BRIEF:
Collect every line below that contains the word "label".

Records from a collection:
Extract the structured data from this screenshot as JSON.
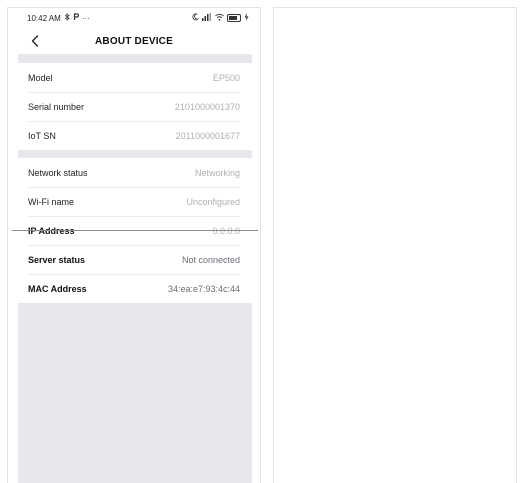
{
  "status_bar": {
    "time": "10:42 AM",
    "left_icons": [
      "bluetooth-icon",
      "p-icon",
      "more-dots-icon"
    ],
    "right_icons": [
      "moon-icon",
      "signal-icon",
      "wifi-icon",
      "battery-icon"
    ],
    "more_glyph": "···"
  },
  "header": {
    "title": "ABOUT DEVICE",
    "back_glyph": "<"
  },
  "device_info": [
    {
      "label": "Model",
      "value": "EP500"
    },
    {
      "label": "Serial number",
      "value": "2101000001370"
    },
    {
      "label": "IoT SN",
      "value": "2011000001677"
    }
  ],
  "network_info": [
    {
      "label": "Network status",
      "value": "Networking"
    },
    {
      "label": "Wi-Fi name",
      "value": "Unconfigured"
    },
    {
      "label": "IP Address",
      "value": "0.0.0.0"
    },
    {
      "label": "Server status",
      "value": "Not connected"
    },
    {
      "label": "MAC Address",
      "value": "34:ea:e7:93:4c:44"
    }
  ],
  "colors": {
    "background": "#ffffff",
    "content_gray": "#e8e8ec",
    "value_light": "#b0b0b6",
    "value_dark": "#6b6b76",
    "divider": "#ececef"
  }
}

TASK SOLUTION:
      "label": "Model",
      "label": "Serial number",
      "label": "IoT SN",
      "label": "Network status",
      "label": "Wi-Fi name",
      "label": "IP Address",
      "label": "Server status",
      "label": "MAC Address",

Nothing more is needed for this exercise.